DIRECTION ▸ Each entry has to be copied exactly, with nothing missed.

(Collected data)
━━━━

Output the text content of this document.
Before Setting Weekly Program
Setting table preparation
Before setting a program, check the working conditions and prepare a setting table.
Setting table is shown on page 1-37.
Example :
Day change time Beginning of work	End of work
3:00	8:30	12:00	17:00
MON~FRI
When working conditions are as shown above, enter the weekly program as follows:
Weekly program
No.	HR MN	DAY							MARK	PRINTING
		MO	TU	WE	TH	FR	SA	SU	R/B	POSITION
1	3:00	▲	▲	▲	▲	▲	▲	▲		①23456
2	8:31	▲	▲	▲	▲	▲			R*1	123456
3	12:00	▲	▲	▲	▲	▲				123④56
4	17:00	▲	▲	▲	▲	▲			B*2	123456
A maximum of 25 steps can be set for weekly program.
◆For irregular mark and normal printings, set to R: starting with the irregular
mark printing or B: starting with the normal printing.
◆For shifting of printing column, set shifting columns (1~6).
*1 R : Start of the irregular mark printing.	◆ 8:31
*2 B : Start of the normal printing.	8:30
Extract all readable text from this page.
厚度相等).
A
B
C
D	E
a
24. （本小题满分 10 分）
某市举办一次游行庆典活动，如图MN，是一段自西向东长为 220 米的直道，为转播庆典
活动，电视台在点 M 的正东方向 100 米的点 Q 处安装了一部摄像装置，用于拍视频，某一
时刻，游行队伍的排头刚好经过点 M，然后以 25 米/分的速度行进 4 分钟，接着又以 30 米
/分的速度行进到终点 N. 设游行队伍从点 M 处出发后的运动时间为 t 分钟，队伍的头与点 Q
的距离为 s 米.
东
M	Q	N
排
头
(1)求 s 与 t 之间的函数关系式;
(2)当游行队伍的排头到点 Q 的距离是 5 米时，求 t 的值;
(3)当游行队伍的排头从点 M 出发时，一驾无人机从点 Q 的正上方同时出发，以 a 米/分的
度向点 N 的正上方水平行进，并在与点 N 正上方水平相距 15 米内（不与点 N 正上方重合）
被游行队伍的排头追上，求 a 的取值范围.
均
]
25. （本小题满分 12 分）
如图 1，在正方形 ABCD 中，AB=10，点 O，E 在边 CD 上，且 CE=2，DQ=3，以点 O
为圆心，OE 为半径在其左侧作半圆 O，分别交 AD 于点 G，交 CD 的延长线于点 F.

━━━━

THE RESULT ▸
Output the text content of this document.
Before Setting Weekly Program
Setting table preparation
Before setting a program, check the working conditions and prepare a setting table.
Setting table is shown on page 1-37.
Example :
Day change time Beginning of work	End of work
3:00	8:30	12:00	17:00
MON~FRI
When working conditions are as shown above, enter the weekly program as follows:
Weekly program
No.	HR MN	DAY							MARK	PRINTING
		MO	TU	WE	TH	FR	SA	SU	R/B	POSITION
1	3:00	▲	▲	▲	▲	▲	▲	▲		①23456
2	8:31	▲	▲	▲	▲	▲			R*1	123456
3	12:00	▲	▲	▲	▲	▲				123④56
4	17:00	▲	▲	▲	▲	▲			B*2	123456
A maximum of 25 steps can be set for weekly program.
◆For irregular mark and normal printings, set to R: starting with the irregular
mark printing or B: starting with the normal printing.
◆For shifting of printing column, set shifting columns (1~6).
*1 R : Start of the irregular mark printing.	◆ 8:31
*2 B : Start of the normal printing.	8:30
Extract all readable text from this page.
厚度相等).
A
B
C
D	E
a
24. （本小题满分 10 分）
某市举办一次游行庆典活动，如图MN，是一段自西向东长为 220 米的直道，为转播庆典
活动，电视台在点 M 的正东方向 100 米的点 Q 处安装了一部摄像装置，用于拍视频，某一
时刻，游行队伍的排头刚好经过点 M，然后以 25 米/分的速度行进 4 分钟，接着又以 30 米
/分的速度行进到终点 N. 设游行队伍从点 M 处出发后的运动时间为 t 分钟，队伍的头与点 Q
的距离为 s 米.
东
M	Q	N
排
头
(1)求 s 与 t 之间的函数关系式;
(2)当游行队伍的排头到点 Q 的距离是 5 米时，求 t 的值;
(3)当游行队伍的排头从点 M 出发时，一驾无人机从点 Q 的正上方同时出发，以 a 米/分的
度向点 N 的正上方水平行进，并在与点 N 正上方水平相距 15 米内（不与点 N 正上方重合）
被游行队伍的排头追上，求 a 的取值范围.
均
]
25. （本小题满分 12 分）
如图 1，在正方形 ABCD 中，AB=10，点 O，E 在边 CD 上，且 CE=2，DQ=3，以点 O
为圆心，OE 为半径在其左侧作半圆 O，分别交 AD 于点 G，交 CD 的延长线于点 F.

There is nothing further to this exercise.